• [Provided text]

Today on my Beginner’s Guides I’m going to start tackling the subject of Gems. The question recently came up on the forums, and I gave a quick and dirty answer with little in the way of images to back up my outrageous claims.
So I figured it was time to get back to work and do some painting. However first as always I’m going to talk theory…
Gems are translucent crystalline structures, often cut into pleasing geometric shapes. This is all the scientific mumbo jumbo I need to get out there to explain how I paint gems, so let’s look at that statement more closely.The crystalline bit means when you get microscopic on the gem it has some underlying order and structure to it. In some crystals it gives it the characteristic shape, the surface reflectivity, the translucence (see-through-ness) and colour. The translucent bit means that light entering the gem will diffuse, take on the colour of the gem, and emerge from another side.
From the “how does it look” point of view, this means….A zenithal (from above) light source will strike the gem At one point on the gem, it will strike a reflective surface where the tangent to the surface exactly reflects the light back to your eye. This is what produces the bright “ting” on the upper surface of the gem, or in the corner of an angular gem. There will also be a little diffusion flare around this reflection. Most light will enter the gem It will diffuse, take on the colour of the gem, and emerge as a broad diffuse light from somewhere near the opposite side to where the light hits.
With all that in mind, it’s time to get painting…
I like to prime white, as is my way. It is not mandatory for painting gems. I’m using PP’s Wold Wyrd for this demo.
I create a gradient on my wet palette from cygnar blue highlight to exile blue. As it turns out, this is nowhere near enough contrast.
I paint in the gem with cygnar blue highlight in multiple thin layers. This is a must. If your paint is too thick, and leaves brush marks, you won’t end up with a nice finish. Here’s the first coat.
And four coats later I have a nice even smooth base coat
Next blend the upper edge to exile blue using the gradient on my wet palette
This isn’t dark enough at the upper edge. Now P3 paints don’t have a saturated deep blue. I do like Coal Black, but it is too desaturated and a little too green for this. I use GW’s Necron Abyss for the next deeper layer
On the lower edge I need something lighter than Cygnar blue highlight. I could go with frostbite, but this will tend to desaturate my gem more than I would like. Same for adding white. I use P3 arcane blue mixed into Cygnar blue highlight. You can afford to tilt your colour choice a little to the yellower part of the spectrum for the diffuse emerging colour for colours in the spectrum from red to blue. Purples don’t take so well to it, so use a white, bone or magenta colour to lighten them.

• [Provided information]
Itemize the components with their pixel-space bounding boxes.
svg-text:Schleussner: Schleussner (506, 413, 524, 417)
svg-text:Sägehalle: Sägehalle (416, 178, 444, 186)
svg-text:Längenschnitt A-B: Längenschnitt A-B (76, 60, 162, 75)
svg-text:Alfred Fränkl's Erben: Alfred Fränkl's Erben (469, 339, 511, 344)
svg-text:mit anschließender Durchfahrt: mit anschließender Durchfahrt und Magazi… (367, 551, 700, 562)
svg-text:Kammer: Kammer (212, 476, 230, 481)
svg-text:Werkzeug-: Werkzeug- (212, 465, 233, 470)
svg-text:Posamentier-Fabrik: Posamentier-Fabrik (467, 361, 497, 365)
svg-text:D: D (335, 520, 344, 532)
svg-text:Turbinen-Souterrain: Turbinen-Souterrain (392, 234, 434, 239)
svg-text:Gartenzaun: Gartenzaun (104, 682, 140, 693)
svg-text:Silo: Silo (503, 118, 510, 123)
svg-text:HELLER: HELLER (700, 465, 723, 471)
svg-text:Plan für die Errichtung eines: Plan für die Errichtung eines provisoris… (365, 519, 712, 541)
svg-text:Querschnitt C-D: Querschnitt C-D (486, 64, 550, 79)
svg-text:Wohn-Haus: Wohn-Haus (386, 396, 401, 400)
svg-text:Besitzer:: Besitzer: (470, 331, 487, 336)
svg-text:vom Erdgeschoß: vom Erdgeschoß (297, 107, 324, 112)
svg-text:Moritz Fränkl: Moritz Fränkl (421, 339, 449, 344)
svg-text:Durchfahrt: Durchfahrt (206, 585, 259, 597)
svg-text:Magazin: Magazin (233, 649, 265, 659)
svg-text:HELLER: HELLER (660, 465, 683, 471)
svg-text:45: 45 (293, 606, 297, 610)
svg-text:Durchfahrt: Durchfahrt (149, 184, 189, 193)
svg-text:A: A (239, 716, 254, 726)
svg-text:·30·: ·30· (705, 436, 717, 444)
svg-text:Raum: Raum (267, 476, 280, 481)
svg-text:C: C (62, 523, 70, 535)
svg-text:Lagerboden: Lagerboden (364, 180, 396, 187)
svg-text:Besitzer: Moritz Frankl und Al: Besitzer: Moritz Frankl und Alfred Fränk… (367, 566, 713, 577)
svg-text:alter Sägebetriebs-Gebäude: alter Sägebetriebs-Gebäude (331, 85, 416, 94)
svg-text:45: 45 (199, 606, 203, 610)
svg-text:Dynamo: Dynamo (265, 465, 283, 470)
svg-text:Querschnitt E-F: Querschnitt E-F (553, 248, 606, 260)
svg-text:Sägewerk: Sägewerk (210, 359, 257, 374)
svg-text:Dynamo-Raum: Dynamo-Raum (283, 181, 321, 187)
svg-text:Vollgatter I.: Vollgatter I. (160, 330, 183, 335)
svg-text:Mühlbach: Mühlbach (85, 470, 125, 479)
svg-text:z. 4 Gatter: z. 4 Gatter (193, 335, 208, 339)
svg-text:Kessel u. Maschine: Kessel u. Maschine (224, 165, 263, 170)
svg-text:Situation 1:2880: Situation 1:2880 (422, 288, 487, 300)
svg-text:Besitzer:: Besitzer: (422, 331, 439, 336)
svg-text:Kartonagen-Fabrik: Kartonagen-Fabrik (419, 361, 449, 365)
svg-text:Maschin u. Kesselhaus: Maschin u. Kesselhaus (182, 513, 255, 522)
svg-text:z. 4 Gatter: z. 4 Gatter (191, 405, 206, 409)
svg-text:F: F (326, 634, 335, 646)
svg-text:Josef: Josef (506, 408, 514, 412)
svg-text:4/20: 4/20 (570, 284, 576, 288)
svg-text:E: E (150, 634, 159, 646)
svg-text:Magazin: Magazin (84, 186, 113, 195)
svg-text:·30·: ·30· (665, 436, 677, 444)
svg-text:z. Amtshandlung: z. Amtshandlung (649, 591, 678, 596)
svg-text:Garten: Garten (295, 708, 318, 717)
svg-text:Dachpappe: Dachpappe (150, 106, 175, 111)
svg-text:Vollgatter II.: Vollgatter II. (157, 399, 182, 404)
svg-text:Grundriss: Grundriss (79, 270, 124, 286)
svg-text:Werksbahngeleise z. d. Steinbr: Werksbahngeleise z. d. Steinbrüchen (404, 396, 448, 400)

• [Activity 1] List every paint that the gem-painting guide mentions by product name. Leave out plain colors such as white or bone.
• [Activity 2] Copy the gem-painting guide word for word, starting at "I create a gradient" and ending at "the first coat.".
• [Activity 3] Write the next part of the gem-painting guide, picking up right after its final sentence.

• [Response box 1]
Cygnar Blue Highlight
Exile Blue
Coal Black
Necron Abyss
Frostbite
Arcane Blue

• [Response box 2]
I create a gradient on my wet palette from cygnar blue highlight to exile blue. As it turns out, this is nowhere near enough contrast.
I paint in the gem with cygnar blue highlight in multiple thin layers. This is a must. If your paint is too thick, and leaves brush marks, you won’t end up with a nice finish. Here’s the first coat.

• [Response box 3]
Next I paint in the “Ting” with a blend of Cygnar blue highlight to Morrow White. Usually when I need a white I reach for my Menoth white highlight as it has better coverage and is a colour more readily found in nature. For this one however, I need a pure white, and that means Morrow
I could leave it here. However in real life (not in photographic life) it looks better if you add a glossy coat. The reason the photos don’t look so good is you are getting the painted on “ting” fighting the gloss reflected ting from multiple light sources, and that fails to photograph well. Ignoring the ting issue, it smooth and glossies the body of the gem. If I tilt the gem such that the light reflex is out of the camera’s view, you can see how it improves the look of the blue of the gem.
And If I cheat and line the real reflected “ting” with my painted “ting” it looks not too shabby
Or you can just enjoy the double “Ting”
You can do the same with gems of other colours
And choice of colour can really draw the eye
You still want to blend from black where the light will strike, through your base colour, and down to a lighter, slightly yellower, still saturated version of the base colour at the “Lowlight”
On the edges you want a black rimColour of Gems: Red: Black – Red – Orangey red (Like the new Khardor red base) Orange: Black with tinge of bloodred – Orange – Yellowish Orange Yellow: Black – reddy brown – Lemon yellow – white + Yellow Green: Black or Dark Dark saturated green – green – Wyrm green Blue: Black – blue – Blue with a hint of cyan Purple: Black – purple – purple+morrow white (pastel purple)
If you are in doubt, google for the gem colour you want and load it into GIMP/Photoshop and use the colourpicker.
A final word on how to approach angluar / faceted / non-spherical gems. I may at some point return to the topic and do a step by step paint on one if I find a mini that needs it..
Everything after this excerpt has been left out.